• [Aim of the exercise]:
The listing must be reproduced in full, exactly as it stands.

[Items listed in a dataset]
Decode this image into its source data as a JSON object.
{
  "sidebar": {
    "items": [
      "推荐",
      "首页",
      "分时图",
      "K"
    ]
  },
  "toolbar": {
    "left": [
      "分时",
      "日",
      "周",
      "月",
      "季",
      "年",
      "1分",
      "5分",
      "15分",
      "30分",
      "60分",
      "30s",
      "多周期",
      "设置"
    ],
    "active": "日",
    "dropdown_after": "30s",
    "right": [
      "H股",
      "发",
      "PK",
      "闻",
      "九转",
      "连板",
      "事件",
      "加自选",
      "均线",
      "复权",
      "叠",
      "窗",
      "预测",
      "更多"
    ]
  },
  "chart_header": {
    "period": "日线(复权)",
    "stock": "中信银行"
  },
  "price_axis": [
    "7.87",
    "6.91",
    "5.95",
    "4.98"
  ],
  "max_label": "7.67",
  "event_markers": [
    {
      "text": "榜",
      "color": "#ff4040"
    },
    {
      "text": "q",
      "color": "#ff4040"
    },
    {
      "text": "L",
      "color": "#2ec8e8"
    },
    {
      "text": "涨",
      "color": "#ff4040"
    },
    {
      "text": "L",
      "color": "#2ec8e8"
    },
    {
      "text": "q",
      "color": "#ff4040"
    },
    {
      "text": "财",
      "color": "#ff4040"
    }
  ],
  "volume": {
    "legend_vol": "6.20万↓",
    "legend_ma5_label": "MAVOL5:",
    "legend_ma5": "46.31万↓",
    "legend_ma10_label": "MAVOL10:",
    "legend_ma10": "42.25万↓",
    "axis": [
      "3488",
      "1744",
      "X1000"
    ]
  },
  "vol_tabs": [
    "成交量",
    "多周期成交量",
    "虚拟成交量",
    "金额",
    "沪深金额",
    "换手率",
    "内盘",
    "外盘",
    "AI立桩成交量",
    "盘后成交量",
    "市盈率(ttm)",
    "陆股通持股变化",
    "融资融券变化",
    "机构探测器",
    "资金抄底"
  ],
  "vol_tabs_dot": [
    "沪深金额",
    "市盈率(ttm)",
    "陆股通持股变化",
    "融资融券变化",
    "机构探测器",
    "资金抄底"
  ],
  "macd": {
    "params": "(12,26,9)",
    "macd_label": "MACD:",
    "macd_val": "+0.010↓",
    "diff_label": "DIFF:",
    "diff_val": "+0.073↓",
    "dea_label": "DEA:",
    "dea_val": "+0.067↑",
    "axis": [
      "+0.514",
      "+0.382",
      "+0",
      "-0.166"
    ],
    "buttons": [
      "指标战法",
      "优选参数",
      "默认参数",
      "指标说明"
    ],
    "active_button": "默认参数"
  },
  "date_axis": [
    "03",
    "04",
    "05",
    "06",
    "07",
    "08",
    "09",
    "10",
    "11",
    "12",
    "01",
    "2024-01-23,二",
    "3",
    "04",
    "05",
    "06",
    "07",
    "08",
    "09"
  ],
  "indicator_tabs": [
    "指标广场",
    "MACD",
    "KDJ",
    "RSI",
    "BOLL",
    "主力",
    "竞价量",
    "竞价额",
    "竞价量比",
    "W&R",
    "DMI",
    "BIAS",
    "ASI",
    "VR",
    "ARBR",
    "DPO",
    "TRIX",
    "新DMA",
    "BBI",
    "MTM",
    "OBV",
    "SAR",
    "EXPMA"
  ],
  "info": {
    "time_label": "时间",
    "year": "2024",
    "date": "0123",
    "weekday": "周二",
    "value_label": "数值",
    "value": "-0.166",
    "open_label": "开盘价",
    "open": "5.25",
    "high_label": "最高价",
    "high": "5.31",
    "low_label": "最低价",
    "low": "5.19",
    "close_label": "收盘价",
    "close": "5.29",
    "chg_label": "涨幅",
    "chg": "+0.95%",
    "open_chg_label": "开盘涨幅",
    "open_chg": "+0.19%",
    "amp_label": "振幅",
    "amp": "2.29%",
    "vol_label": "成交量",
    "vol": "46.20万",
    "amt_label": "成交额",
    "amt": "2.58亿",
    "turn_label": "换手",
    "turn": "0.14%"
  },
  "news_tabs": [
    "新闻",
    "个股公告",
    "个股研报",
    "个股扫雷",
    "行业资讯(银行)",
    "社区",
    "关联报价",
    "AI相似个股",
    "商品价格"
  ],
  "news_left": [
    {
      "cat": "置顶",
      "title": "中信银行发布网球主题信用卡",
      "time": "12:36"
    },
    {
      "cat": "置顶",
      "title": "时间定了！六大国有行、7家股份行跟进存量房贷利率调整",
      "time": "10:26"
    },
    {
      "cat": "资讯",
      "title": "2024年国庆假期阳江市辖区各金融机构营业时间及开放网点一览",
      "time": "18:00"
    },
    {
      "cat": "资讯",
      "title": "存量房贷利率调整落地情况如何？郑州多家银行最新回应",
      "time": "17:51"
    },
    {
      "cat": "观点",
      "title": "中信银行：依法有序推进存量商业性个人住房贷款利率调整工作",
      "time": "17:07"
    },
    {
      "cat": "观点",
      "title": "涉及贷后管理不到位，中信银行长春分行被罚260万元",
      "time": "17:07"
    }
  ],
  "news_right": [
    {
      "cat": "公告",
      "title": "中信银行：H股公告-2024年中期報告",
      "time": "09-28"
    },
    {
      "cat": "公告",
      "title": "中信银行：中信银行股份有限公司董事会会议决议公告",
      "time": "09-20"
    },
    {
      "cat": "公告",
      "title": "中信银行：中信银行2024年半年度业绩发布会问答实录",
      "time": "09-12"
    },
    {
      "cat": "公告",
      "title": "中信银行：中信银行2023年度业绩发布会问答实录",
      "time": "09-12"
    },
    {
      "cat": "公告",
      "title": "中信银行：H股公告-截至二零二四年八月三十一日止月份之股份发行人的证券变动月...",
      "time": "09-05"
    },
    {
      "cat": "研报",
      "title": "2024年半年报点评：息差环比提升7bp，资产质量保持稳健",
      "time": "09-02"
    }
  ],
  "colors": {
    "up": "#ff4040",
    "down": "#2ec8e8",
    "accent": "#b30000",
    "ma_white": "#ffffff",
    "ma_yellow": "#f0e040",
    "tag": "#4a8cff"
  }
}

• [Final answer]:
Decode this image into its source data as a JSON object.
{
  "sidebar": {
    "items": [
      "推荐",
      "首页",
      "分时图",
      "K"
    ]
  },
  "toolbar": {
    "left": [
      "分时",
      "日",
      "周",
      "月",
      "季",
      "年",
      "1分",
      "5分",
      "15分",
      "30分",
      "60分",
      "30s",
      "多周期",
      "设置"
    ],
    "active": "日",
    "dropdown_after": "30s",
    "right": [
      "H股",
      "发",
      "PK",
      "闻",
      "九转",
      "连板",
      "事件",
      "加自选",
      "均线",
      "复权",
      "叠",
      "窗",
      "预测",
      "更多"
    ]
  },
  "chart_header": {
    "period": "日线(复权)",
    "stock": "中信银行"
  },
  "price_axis": [
    "7.87",
    "6.91",
    "5.95",
    "4.98"
  ],
  "max_label": "7.67",
  "event_markers": [
    {
      "text": "榜",
      "color": "#ff4040"
    },
    {
      "text": "q",
      "color": "#ff4040"
    },
    {
      "text": "L",
      "color": "#2ec8e8"
    },
    {
      "text": "涨",
      "color": "#ff4040"
    },
    {
      "text": "L",
      "color": "#2ec8e8"
    },
    {
      "text": "q",
      "color": "#ff4040"
    },
    {
      "text": "财",
      "color": "#ff4040"
    }
  ],
  "volume": {
    "legend_vol": "6.20万↓",
    "legend_ma5_label": "MAVOL5:",
    "legend_ma5": "46.31万↓",
    "legend_ma10_label": "MAVOL10:",
    "legend_ma10": "42.25万↓",
    "axis": [
      "3488",
      "1744",
      "X1000"
    ]
  },
  "vol_tabs": [
    "成交量",
    "多周期成交量",
    "虚拟成交量",
    "金额",
    "沪深金额",
    "换手率",
    "内盘",
    "外盘",
    "AI立桩成交量",
    "盘后成交量",
    "市盈率(ttm)",
    "陆股通持股变化",
    "融资融券变化",
    "机构探测器",
    "资金抄底"
  ],
  "vol_tabs_dot": [
    "沪深金额",
    "市盈率(ttm)",
    "陆股通持股变化",
    "融资融券变化",
    "机构探测器",
    "资金抄底"
  ],
  "macd": {
    "params": "(12,26,9)",
    "macd_label": "MACD:",
    "macd_val": "+0.010↓",
    "diff_label": "DIFF:",
    "diff_val": "+0.073↓",
    "dea_label": "DEA:",
    "dea_val": "+0.067↑",
    "axis": [
      "+0.514",
      "+0.382",
      "+0",
      "-0.166"
    ],
    "buttons": [
      "指标战法",
      "优选参数",
      "默认参数",
      "指标说明"
    ],
    "active_button": "默认参数"
  },
  "date_axis": [
    "03",
    "04",
    "05",
    "06",
    "07",
    "08",
    "09",
    "10",
    "11",
    "12",
    "01",
    "2024-01-23,二",
    "3",
    "04",
    "05",
    "06",
    "07",
    "08",
    "09"
  ],
  "indicator_tabs": [
    "指标广场",
    "MACD",
    "KDJ",
    "RSI",
    "BOLL",
    "主力",
    "竞价量",
    "竞价额",
    "竞价量比",
    "W&R",
    "DMI",
    "BIAS",
    "ASI",
    "VR",
    "ARBR",
    "DPO",
    "TRIX",
    "新DMA",
    "BBI",
    "MTM",
    "OBV",
    "SAR",
    "EXPMA"
  ],
  "info": {
    "time_label": "时间",
    "year": "2024",
    "date": "0123",
    "weekday": "周二",
    "value_label": "数值",
    "value": "-0.166",
    "open_label": "开盘价",
    "open": "5.25",
    "high_label": "最高价",
    "high": "5.31",
    "low_label": "最低价",
    "low": "5.19",
    "close_label": "收盘价",
    "close": "5.29",
    "chg_label": "涨幅",
    "chg": "+0.95%",
    "open_chg_label": "开盘涨幅",
    "open_chg": "+0.19%",
    "amp_label": "振幅",
    "amp": "2.29%",
    "vol_label": "成交量",
    "vol": "46.20万",
    "amt_label": "成交额",
    "amt": "2.58亿",
    "turn_label": "换手",
    "turn": "0.14%"
  },
  "news_tabs": [
    "新闻",
    "个股公告",
    "个股研报",
    "个股扫雷",
    "行业资讯(银行)",
    "社区",
    "关联报价",
    "AI相似个股",
    "商品价格"
  ],
  "news_left": [
    {
      "cat": "置顶",
      "title": "中信银行发布网球主题信用卡",
      "time": "12:36"
    },
    {
      "cat": "置顶",
      "title": "时间定了！六大国有行、7家股份行跟进存量房贷利率调整",
      "time": "10:26"
    },
    {
      "cat": "资讯",
      "title": "2024年国庆假期阳江市辖区各金融机构营业时间及开放网点一览",
      "time": "18:00"
    },
    {
      "cat": "资讯",
      "title": "存量房贷利率调整落地情况如何？郑州多家银行最新回应",
      "time": "17:51"
    },
    {
      "cat": "观点",
      "title": "中信银行：依法有序推进存量商业性个人住房贷款利率调整工作",
      "time": "17:07"
    },
    {
      "cat": "观点",
      "title": "涉及贷后管理不到位，中信银行长春分行被罚260万元",
      "time": "17:07"
    }
  ],
  "news_right": [
    {
      "cat": "公告",
      "title": "中信银行：H股公告-2024年中期報告",
      "time": "09-28"
    },
    {
      "cat": "公告",
      "title": "中信银行：中信银行股份有限公司董事会会议决议公告",
      "time": "09-20"
    },
    {
      "cat": "公告",
      "title": "中信银行：中信银行2024年半年度业绩发布会问答实录",
      "time": "09-12"
    },
    {
      "cat": "公告",
      "title": "中信银行：中信银行2023年度业绩发布会问答实录",
      "time": "09-12"
    },
    {
      "cat": "公告",
      "title": "中信银行：H股公告-截至二零二四年八月三十一日止月份之股份发行人的证券变动月...",
      "time": "09-05"
    },
    {
      "cat": "研报",
      "title": "2024年半年报点评：息差环比提升7bp，资产质量保持稳健",
      "time": "09-02"
    }
  ],
  "colors": {
    "up": "#ff4040",
    "down": "#2ec8e8",
    "accent": "#b30000",
    "ma_white": "#ffffff",
    "ma_yellow": "#f0e040",
    "tag": "#4a8cff"
  }
}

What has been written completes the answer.